▸ **Written request**: Using the records provided below, locate and copy each line that contains the word "Hydrochloric".

================

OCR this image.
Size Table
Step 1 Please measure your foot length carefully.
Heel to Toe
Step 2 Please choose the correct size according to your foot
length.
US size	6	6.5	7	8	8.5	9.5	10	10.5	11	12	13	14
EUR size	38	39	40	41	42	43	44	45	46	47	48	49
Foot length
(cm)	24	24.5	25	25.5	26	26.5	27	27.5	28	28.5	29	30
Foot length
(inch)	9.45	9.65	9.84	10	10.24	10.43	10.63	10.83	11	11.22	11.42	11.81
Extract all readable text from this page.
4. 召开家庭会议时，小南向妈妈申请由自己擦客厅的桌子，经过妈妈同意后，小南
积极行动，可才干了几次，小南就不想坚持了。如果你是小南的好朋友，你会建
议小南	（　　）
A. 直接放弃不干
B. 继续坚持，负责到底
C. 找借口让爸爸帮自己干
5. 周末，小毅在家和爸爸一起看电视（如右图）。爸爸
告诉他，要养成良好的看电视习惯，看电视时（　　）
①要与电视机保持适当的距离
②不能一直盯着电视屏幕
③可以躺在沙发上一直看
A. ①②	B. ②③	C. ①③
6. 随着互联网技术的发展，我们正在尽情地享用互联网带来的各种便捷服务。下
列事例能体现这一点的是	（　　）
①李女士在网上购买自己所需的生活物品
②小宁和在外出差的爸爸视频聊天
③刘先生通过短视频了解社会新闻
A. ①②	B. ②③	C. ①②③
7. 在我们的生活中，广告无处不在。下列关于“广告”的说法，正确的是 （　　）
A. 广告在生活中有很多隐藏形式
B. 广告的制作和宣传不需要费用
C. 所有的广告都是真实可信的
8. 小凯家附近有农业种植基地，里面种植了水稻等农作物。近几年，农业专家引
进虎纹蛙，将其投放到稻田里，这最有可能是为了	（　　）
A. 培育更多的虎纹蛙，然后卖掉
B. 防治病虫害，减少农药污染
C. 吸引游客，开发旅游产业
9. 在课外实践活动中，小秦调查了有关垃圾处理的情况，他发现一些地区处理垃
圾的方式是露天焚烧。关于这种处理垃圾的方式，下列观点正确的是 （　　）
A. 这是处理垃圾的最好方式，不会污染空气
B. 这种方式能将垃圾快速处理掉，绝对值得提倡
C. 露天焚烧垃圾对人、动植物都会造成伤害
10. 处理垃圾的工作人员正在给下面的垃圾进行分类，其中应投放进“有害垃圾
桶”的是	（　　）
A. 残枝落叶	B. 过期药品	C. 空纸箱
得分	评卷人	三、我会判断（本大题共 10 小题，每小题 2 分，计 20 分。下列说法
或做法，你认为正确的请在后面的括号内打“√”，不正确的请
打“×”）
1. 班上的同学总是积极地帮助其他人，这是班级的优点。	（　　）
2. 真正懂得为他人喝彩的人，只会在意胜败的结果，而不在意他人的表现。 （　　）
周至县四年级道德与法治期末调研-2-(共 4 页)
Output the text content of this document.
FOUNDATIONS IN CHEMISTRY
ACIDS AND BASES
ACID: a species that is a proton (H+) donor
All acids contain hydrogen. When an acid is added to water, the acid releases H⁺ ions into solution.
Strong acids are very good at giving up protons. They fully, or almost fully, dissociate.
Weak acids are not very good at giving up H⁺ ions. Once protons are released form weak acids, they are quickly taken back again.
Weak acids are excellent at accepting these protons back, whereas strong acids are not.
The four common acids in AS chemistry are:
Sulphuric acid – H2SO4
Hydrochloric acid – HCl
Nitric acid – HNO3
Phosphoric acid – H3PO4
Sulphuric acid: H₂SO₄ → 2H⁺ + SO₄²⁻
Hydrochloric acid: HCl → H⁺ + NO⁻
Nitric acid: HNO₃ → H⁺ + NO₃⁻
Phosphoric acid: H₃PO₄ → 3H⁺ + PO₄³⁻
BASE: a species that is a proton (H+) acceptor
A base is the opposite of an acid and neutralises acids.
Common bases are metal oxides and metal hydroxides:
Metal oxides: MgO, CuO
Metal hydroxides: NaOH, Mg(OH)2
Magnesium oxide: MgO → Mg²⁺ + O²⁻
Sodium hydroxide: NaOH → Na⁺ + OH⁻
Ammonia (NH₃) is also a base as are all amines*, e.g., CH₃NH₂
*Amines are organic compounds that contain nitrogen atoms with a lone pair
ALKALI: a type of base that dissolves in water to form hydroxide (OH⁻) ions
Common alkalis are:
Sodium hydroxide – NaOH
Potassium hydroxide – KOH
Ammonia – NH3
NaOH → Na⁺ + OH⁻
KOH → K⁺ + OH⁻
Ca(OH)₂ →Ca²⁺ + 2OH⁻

================

▸ **Solution to the exercise**:
Hydrochloric acid – HCl
Hydrochloric acid: HCl → H⁺ + NO⁻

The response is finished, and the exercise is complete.